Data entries

- - - - - - -

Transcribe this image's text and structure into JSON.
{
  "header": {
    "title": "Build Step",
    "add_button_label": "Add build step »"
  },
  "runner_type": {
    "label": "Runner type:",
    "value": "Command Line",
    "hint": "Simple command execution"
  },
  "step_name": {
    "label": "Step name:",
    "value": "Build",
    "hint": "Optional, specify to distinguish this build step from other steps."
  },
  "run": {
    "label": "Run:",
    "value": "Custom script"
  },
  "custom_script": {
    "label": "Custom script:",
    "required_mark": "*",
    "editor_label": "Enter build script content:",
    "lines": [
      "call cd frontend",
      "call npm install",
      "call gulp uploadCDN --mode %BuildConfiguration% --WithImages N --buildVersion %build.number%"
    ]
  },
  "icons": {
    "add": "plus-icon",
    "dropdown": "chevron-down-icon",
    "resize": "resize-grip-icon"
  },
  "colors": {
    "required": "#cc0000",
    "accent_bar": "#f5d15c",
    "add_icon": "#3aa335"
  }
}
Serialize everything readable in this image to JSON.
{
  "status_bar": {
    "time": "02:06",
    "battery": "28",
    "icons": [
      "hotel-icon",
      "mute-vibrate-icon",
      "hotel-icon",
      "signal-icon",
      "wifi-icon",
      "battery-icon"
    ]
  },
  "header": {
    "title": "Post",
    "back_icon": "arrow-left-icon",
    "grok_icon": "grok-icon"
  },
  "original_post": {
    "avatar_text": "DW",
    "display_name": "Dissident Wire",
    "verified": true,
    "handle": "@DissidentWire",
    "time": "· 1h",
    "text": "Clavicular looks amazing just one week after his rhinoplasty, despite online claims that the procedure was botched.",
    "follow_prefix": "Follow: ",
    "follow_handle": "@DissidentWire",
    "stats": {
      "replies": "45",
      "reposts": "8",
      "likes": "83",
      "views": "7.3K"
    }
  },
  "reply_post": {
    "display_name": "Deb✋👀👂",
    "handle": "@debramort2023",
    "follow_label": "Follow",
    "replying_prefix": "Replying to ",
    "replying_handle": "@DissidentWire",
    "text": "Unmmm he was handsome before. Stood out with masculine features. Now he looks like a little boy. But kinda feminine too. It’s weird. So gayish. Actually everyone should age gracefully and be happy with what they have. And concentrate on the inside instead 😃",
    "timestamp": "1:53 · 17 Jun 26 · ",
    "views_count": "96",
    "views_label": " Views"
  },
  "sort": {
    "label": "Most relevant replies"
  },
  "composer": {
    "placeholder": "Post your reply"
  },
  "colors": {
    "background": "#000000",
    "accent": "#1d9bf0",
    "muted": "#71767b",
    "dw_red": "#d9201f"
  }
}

- - - - - - -

• [Goal of the exercise]:
Retype exactly, please, each line from the line that contains "Serialize everything readable" through the last line of the entries above, with nothing added.

• [Reply to the task]:
Serialize everything readable in this image to JSON.
{
  "status_bar": {
    "time": "02:06",
    "battery": "28",
    "icons": [
      "hotel-icon",
      "mute-vibrate-icon",
      "hotel-icon",
      "signal-icon",
      "wifi-icon",
      "battery-icon"
    ]
  },
  "header": {
    "title": "Post",
    "back_icon": "arrow-left-icon",
    "grok_icon": "grok-icon"
  },
  "original_post": {
    "avatar_text": "DW",
    "display_name": "Dissident Wire",
    "verified": true,
    "handle": "@DissidentWire",
    "time": "· 1h",
    "text": "Clavicular looks amazing just one week after his rhinoplasty, despite online claims that the procedure was botched.",
    "follow_prefix": "Follow: ",
    "follow_handle": "@DissidentWire",
    "stats": {
      "replies": "45",
      "reposts": "8",
      "likes": "83",
      "views": "7.3K"
    }
  },
  "reply_post": {
    "display_name": "Deb✋👀👂",
    "handle": "@debramort2023",
    "follow_label": "Follow",
    "replying_prefix": "Replying to ",
    "replying_handle": "@DissidentWire",
    "text": "Unmmm he was handsome before. Stood out with masculine features. Now he looks like a little boy. But kinda feminine too. It’s weird. So gayish. Actually everyone should age gracefully and be happy with what they have. And concentrate on the inside instead 😃",
    "timestamp": "1:53 · 17 Jun 26 · ",
    "views_count": "96",
    "views_label": " Views"
  },
  "sort": {
    "label": "Most relevant replies"
  },
  "composer": {
    "placeholder": "Post your reply"
  },
  "colors": {
    "background": "#000000",
    "accent": "#1d9bf0",
    "muted": "#71767b",
    "dw_red": "#d9201f"
  }
}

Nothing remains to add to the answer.